### Objective
Copy the records from the first line through the line containing "leader-line [113,206,141,225]", renaming every "data-label" to "value-label" and leaving everything else unchanged.

### Data section
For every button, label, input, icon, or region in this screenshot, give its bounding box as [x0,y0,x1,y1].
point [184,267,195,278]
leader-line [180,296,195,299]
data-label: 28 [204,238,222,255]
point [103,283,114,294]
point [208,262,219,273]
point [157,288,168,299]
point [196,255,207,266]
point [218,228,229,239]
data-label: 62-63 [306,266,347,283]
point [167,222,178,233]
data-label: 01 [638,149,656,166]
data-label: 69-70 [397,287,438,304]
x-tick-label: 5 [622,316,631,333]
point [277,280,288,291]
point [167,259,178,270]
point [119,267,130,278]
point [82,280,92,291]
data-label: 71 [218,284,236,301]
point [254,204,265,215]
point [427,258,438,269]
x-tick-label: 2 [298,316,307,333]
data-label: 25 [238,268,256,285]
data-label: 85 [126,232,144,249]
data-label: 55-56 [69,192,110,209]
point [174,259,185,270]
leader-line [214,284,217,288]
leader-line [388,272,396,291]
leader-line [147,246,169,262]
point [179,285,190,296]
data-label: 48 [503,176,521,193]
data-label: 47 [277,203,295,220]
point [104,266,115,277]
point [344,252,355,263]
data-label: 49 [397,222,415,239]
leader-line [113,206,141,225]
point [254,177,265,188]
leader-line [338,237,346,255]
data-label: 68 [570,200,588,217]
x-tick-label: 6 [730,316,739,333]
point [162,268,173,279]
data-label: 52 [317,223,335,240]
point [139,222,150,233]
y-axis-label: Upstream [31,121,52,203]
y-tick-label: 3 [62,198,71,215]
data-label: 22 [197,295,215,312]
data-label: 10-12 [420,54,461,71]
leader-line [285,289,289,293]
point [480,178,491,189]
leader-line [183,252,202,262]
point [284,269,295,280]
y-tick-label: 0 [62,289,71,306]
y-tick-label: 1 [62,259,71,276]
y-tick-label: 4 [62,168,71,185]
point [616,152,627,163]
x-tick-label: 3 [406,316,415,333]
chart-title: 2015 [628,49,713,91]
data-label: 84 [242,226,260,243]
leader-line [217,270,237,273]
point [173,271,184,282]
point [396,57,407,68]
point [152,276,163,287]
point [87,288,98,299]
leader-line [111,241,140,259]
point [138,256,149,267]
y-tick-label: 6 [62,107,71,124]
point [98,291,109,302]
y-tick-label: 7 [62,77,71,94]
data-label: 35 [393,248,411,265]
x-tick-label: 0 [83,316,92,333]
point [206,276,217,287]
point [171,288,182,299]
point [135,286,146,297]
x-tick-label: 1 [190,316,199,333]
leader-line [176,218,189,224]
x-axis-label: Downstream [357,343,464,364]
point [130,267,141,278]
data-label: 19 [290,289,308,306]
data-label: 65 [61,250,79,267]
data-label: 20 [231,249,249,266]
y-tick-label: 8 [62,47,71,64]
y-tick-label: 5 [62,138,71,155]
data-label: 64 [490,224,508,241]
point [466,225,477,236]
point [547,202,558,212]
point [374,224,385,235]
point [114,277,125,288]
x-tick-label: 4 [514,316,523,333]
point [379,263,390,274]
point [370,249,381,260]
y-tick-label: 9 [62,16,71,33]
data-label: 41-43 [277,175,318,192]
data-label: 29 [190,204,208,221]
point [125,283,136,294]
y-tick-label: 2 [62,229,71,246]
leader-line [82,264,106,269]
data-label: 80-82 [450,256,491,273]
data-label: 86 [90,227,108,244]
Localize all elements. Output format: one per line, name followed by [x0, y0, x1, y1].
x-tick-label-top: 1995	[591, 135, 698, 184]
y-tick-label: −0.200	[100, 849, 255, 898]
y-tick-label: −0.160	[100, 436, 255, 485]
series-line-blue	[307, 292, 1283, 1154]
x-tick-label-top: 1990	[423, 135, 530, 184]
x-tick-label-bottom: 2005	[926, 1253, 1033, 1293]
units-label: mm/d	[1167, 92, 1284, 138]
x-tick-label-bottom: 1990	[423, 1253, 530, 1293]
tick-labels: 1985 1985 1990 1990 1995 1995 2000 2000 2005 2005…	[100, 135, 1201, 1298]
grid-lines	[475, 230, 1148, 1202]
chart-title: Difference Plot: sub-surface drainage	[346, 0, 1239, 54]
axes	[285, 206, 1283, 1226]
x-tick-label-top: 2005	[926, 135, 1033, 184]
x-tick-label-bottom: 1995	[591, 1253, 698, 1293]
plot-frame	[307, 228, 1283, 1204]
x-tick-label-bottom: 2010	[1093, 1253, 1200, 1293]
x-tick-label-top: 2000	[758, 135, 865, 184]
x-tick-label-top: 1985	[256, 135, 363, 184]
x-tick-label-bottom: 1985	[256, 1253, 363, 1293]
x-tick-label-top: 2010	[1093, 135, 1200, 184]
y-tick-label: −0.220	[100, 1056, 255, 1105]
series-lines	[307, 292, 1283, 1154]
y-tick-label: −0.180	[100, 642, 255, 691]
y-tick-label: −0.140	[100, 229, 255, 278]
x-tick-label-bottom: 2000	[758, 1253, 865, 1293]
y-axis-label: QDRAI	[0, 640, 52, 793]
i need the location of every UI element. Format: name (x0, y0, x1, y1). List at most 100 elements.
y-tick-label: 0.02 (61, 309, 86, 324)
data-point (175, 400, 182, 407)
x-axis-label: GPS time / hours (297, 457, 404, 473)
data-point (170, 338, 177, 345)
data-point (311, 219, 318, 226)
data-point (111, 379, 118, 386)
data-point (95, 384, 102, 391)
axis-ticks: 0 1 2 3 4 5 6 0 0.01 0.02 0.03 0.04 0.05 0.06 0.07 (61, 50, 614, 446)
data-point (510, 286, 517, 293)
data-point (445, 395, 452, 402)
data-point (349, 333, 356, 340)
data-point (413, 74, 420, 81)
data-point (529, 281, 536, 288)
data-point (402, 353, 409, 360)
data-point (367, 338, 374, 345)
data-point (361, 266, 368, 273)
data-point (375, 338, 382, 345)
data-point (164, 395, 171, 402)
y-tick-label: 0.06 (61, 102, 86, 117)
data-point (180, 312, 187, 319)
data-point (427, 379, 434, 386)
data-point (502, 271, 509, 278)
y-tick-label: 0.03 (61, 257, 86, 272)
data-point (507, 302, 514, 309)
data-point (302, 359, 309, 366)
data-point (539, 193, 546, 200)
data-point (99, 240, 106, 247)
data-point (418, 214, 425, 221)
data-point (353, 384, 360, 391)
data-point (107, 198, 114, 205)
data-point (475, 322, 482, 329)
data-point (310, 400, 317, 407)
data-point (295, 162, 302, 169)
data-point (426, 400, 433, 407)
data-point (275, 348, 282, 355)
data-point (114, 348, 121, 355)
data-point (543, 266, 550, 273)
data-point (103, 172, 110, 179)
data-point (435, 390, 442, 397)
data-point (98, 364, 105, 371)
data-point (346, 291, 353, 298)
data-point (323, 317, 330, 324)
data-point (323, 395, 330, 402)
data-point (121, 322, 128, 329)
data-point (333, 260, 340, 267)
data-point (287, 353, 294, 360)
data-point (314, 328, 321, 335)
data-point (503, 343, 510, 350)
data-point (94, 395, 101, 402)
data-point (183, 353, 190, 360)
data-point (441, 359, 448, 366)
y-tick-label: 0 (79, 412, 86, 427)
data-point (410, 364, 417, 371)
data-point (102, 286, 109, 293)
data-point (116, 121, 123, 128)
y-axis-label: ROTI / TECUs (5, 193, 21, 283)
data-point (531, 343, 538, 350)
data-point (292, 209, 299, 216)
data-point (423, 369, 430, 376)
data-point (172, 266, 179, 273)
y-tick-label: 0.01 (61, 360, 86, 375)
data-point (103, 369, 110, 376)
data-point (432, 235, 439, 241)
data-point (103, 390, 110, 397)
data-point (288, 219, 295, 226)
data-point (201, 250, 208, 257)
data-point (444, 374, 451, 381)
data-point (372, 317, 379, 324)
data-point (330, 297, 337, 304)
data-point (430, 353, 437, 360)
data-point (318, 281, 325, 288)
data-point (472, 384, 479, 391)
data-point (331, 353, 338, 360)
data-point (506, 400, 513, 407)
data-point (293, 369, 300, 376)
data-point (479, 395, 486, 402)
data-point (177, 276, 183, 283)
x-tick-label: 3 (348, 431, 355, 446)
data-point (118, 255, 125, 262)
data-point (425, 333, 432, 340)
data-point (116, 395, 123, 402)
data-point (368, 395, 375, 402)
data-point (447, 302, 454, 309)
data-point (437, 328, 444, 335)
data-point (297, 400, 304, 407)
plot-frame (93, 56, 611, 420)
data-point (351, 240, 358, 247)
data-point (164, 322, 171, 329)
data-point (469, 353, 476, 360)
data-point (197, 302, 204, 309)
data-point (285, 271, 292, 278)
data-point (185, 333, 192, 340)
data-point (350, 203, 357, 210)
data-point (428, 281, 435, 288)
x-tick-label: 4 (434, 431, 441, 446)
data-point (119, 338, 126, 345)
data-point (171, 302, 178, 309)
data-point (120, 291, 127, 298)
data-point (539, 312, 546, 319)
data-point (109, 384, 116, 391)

### The response
For every button, label, input, icon, or region in this screenshot, give its bounding box as [x0,y0,x1,y1].
point [184,267,195,278]
leader-line [180,296,195,299]
value-label: 28 [204,238,222,255]
point [103,283,114,294]
point [208,262,219,273]
point [157,288,168,299]
point [196,255,207,266]
point [218,228,229,239]
value-label: 62-63 [306,266,347,283]
point [167,222,178,233]
value-label: 01 [638,149,656,166]
value-label: 69-70 [397,287,438,304]
x-tick-label: 5 [622,316,631,333]
point [277,280,288,291]
point [167,259,178,270]
point [119,267,130,278]
point [82,280,92,291]
value-label: 71 [218,284,236,301]
point [254,204,265,215]
point [427,258,438,269]
x-tick-label: 2 [298,316,307,333]
value-label: 25 [238,268,256,285]
value-label: 85 [126,232,144,249]
value-label: 55-56 [69,192,110,209]
point [174,259,185,270]
leader-line [214,284,217,288]
leader-line [388,272,396,291]
leader-line [147,246,169,262]
point [179,285,190,296]
value-label: 48 [503,176,521,193]
value-label: 47 [277,203,295,220]
point [104,266,115,277]
point [344,252,355,263]
value-label: 49 [397,222,415,239]
leader-line [113,206,141,225]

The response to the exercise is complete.